-- Start Provided entries --
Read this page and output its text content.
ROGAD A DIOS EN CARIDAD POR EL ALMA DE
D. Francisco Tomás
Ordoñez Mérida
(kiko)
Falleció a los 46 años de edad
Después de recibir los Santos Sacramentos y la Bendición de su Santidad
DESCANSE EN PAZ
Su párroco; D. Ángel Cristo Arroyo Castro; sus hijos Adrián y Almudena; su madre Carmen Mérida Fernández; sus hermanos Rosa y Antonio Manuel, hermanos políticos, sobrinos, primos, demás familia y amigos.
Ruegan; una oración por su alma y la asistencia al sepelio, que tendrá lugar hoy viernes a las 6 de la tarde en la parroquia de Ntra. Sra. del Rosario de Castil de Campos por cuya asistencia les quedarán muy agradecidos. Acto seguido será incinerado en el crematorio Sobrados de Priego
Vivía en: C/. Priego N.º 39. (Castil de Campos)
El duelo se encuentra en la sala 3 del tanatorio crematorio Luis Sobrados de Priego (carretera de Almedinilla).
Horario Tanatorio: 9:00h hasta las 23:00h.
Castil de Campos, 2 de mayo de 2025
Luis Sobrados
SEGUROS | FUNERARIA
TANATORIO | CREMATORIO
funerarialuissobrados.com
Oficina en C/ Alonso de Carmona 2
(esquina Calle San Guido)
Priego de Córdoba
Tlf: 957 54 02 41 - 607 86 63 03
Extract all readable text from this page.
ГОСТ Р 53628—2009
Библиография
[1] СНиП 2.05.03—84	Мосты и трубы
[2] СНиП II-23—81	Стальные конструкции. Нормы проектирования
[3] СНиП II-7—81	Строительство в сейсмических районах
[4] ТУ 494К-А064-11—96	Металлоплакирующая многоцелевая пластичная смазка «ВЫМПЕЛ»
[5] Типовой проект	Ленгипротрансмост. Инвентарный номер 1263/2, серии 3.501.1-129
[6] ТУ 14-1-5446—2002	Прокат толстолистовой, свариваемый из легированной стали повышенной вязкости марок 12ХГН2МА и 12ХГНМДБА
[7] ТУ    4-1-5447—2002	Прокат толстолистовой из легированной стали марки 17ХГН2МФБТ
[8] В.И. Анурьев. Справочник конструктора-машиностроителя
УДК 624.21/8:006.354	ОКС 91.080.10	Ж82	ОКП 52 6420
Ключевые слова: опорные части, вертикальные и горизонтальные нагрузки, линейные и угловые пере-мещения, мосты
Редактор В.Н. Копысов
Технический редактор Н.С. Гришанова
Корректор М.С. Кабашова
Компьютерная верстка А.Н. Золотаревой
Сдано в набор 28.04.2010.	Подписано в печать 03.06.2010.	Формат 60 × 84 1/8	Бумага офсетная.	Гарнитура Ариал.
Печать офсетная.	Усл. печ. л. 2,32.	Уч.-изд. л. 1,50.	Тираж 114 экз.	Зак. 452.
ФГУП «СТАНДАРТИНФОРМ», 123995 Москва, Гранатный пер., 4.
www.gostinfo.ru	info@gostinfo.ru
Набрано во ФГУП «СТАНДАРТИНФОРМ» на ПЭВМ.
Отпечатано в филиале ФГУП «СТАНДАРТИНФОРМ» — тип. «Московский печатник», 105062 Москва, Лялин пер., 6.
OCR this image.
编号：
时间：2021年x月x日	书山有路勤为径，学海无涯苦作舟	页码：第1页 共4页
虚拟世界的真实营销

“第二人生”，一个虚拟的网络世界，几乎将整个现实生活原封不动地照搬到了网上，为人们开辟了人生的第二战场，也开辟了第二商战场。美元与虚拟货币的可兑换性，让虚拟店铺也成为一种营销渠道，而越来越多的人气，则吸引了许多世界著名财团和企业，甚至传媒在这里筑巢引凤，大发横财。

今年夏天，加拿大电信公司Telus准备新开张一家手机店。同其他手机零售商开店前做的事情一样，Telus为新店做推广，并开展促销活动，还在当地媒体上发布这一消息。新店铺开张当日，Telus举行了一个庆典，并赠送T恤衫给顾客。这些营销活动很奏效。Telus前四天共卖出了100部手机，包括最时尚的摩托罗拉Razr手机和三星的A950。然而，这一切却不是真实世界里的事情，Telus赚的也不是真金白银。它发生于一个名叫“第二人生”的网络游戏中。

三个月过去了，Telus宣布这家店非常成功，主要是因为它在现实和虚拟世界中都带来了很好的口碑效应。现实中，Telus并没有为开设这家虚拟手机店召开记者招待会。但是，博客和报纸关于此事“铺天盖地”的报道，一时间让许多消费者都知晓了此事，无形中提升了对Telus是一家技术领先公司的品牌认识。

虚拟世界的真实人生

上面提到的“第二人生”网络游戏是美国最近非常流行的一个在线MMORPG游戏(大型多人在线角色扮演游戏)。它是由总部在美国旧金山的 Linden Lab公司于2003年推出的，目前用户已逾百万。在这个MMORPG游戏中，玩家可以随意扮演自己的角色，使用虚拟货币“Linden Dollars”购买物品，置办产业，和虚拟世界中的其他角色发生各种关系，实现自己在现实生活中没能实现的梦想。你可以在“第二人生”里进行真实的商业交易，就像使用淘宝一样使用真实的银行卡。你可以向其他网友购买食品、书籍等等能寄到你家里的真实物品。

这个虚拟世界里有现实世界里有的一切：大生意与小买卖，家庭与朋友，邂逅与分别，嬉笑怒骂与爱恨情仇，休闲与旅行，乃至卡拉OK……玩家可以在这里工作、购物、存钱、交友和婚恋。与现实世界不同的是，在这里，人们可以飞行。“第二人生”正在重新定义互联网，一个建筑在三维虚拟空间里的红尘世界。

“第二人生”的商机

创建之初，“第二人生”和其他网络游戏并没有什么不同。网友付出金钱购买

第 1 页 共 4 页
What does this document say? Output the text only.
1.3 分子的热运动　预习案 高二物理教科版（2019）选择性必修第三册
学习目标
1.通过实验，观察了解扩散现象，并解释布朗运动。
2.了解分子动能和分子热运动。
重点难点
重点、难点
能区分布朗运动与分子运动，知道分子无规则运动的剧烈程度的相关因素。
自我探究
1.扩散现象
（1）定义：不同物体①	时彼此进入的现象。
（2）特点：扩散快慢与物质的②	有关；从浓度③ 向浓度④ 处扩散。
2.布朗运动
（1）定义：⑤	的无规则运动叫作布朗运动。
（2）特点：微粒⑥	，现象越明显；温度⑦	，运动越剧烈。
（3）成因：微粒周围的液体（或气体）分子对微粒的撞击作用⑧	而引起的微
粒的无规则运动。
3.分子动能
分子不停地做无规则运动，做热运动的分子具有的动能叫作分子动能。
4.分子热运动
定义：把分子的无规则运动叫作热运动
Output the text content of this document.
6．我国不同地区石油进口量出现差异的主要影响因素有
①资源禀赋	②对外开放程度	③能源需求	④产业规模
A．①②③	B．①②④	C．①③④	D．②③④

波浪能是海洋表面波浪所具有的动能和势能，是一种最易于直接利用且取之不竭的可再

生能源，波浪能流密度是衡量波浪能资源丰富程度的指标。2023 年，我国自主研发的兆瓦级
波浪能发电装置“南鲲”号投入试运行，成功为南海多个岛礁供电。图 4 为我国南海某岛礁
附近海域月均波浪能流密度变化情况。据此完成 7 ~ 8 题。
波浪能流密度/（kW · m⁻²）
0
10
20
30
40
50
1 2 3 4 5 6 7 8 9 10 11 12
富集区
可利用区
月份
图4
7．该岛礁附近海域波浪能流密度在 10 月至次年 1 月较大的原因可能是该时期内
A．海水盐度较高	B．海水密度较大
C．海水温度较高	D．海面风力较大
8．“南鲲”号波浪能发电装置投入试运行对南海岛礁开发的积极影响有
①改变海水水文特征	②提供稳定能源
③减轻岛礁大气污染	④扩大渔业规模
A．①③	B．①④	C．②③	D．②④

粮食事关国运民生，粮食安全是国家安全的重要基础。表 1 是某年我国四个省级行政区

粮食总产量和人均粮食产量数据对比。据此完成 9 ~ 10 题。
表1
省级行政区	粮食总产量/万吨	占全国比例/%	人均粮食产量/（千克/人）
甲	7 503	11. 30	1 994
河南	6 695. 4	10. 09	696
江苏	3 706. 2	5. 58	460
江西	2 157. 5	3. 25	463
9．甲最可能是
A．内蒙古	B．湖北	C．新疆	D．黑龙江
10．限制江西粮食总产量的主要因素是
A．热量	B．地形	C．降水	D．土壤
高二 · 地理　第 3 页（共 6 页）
-- End Provided entries --
■ Task requirements ■
All lines in the data that contain the word "легированной" should be copied.

■ Solution below ■
[6] ТУ 14-1-5446—2002	Прокат толстолистовой, свариваемый из легированной стали повышенной вязкости марок 12ХГН2МА и 12ХГНМДБА
[7] ТУ    4-1-5447—2002	Прокат толстолистовой из легированной стали марки 17ХГН2МФБТ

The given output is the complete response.